*** Supplied data

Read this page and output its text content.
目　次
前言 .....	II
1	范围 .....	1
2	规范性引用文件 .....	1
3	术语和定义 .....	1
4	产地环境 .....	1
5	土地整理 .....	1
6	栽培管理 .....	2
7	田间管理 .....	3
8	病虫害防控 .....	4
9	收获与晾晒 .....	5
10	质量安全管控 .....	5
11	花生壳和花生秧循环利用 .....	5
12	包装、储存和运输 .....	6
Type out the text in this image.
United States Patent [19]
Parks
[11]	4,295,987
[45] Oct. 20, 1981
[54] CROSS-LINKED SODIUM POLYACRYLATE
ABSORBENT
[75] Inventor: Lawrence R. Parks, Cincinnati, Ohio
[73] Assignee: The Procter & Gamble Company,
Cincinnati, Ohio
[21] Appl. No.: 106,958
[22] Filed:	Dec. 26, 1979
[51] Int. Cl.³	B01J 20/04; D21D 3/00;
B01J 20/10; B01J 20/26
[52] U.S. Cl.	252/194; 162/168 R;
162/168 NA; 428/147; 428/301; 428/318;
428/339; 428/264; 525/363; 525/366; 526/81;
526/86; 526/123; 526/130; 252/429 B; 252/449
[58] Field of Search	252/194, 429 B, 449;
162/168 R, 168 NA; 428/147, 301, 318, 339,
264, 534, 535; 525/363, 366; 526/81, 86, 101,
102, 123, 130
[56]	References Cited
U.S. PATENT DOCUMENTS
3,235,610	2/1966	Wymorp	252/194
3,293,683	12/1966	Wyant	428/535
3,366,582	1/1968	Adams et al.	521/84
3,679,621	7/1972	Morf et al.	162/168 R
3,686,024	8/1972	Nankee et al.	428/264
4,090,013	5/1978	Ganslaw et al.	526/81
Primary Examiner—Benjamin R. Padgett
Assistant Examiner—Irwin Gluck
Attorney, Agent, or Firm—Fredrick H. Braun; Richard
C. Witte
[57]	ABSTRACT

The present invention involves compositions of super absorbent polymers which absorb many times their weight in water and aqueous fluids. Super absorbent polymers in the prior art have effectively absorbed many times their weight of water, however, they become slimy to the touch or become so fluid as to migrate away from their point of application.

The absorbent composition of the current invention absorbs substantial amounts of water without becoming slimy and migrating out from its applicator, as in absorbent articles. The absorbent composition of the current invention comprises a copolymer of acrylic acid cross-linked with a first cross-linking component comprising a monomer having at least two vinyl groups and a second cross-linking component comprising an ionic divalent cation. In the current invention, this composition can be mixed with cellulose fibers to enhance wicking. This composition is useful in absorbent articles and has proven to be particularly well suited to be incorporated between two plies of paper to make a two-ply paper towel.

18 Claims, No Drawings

******

--- Short task ---
From the listing above, reproduce all the lines exactly.

--- Solution ---
Read this page and output its text content.
目　次
前言 .....	II
1	范围 .....	1
2	规范性引用文件 .....	1
3	术语和定义 .....	1
4	产地环境 .....	1
5	土地整理 .....	1
6	栽培管理 .....	2
7	田间管理 .....	3
8	病虫害防控 .....	4
9	收获与晾晒 .....	5
10	质量安全管控 .....	5
11	花生壳和花生秧循环利用 .....	5
12	包装、储存和运输 .....	6
Type out the text in this image.
United States Patent [19]
Parks
[11]	4,295,987
[45] Oct. 20, 1981
[54] CROSS-LINKED SODIUM POLYACRYLATE
ABSORBENT
[75] Inventor: Lawrence R. Parks, Cincinnati, Ohio
[73] Assignee: The Procter & Gamble Company,
Cincinnati, Ohio
[21] Appl. No.: 106,958
[22] Filed:	Dec. 26, 1979
[51] Int. Cl.³	B01J 20/04; D21D 3/00;
B01J 20/10; B01J 20/26
[52] U.S. Cl.	252/194; 162/168 R;
162/168 NA; 428/147; 428/301; 428/318;
428/339; 428/264; 525/363; 525/366; 526/81;
526/86; 526/123; 526/130; 252/429 B; 252/449
[58] Field of Search	252/194, 429 B, 449;
162/168 R, 168 NA; 428/147, 301, 318, 339,
264, 534, 535; 525/363, 366; 526/81, 86, 101,
102, 123, 130
[56]	References Cited
U.S. PATENT DOCUMENTS
3,235,610	2/1966	Wymorp	252/194
3,293,683	12/1966	Wyant	428/535
3,366,582	1/1968	Adams et al.	521/84
3,679,621	7/1972	Morf et al.	162/168 R
3,686,024	8/1972	Nankee et al.	428/264
4,090,013	5/1978	Ganslaw et al.	526/81
Primary Examiner—Benjamin R. Padgett
Assistant Examiner—Irwin Gluck
Attorney, Agent, or Firm—Fredrick H. Braun; Richard
C. Witte
[57]	ABSTRACT

The present invention involves compositions of super absorbent polymers which absorb many times their weight in water and aqueous fluids. Super absorbent polymers in the prior art have effectively absorbed many times their weight of water, however, they become slimy to the touch or become so fluid as to migrate away from their point of application.

The absorbent composition of the current invention absorbs substantial amounts of water without becoming slimy and migrating out from its applicator, as in absorbent articles. The absorbent composition of the current invention comprises a copolymer of acrylic acid cross-linked with a first cross-linking component comprising a monomer having at least two vinyl groups and a second cross-linking component comprising an ionic divalent cation. In the current invention, this composition can be mixed with cellulose fibers to enhance wicking. This composition is useful in absorbent articles and has proven to be particularly well suited to be incorporated between two plies of paper to make a two-ply paper towel.

18 Claims, No Drawings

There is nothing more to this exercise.